WHAT IS NEEDED: Work out the number of lines with the word "Resiliencia" in the material below, then reply with that number only.

[Recorded data]
* * * * *

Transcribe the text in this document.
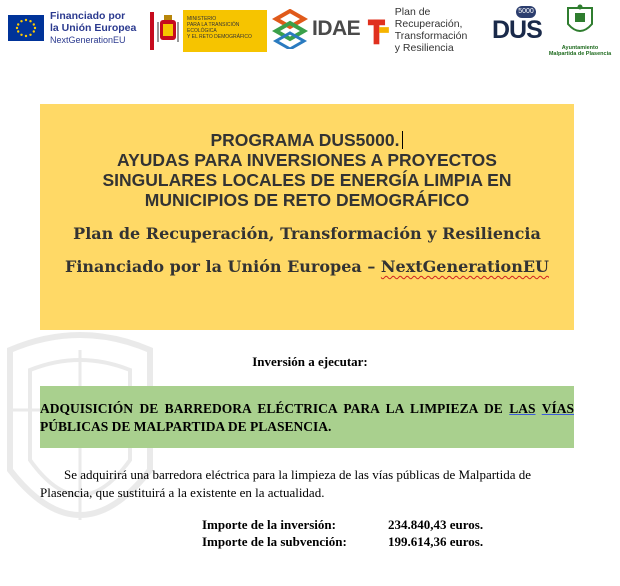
Financiado por
la Unión Europea
NextGenerationEU
MINISTERIO
PARA LA TRANSICIÓN ECOLÓGICA
Y EL RETO DEMOGRÁFICO	IDAE
Plan de Recuperación,
Transformación
y Resiliencia
5000
DUS
Ayuntamiento
Malpartida de Plasencia
PROGRAMA DUS5000.
AYUDAS PARA INVERSIONES A PROYECTOS
SINGULARES LOCALES DE ENERGÍA LIMPIA EN
MUNICIPIOS DE RETO DEMOGRÁFICO
Plan de Recuperación, Transformación y Resiliencia
Financiado por la Unión Europea – NextGenerationEU
Inversión a ejecutar:

ADQUISICIÓN DE BARREDORA ELÉCTRICA PARA LA LIMPIEZA DE LAS VÍAS PÚBLICAS DE MALPARTIDA DE PLASENCIA.

Se adquirirá una barredora eléctrica para la limpieza de las vías públicas de Malpartida de Plasencia, que sustituirá a la existente en la actualidad.

Importe de la inversión:	234.840,43 euros.
Importe de la subvención:	199.614,36 euros.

* * * * *

EXERCISE ANSWER: 2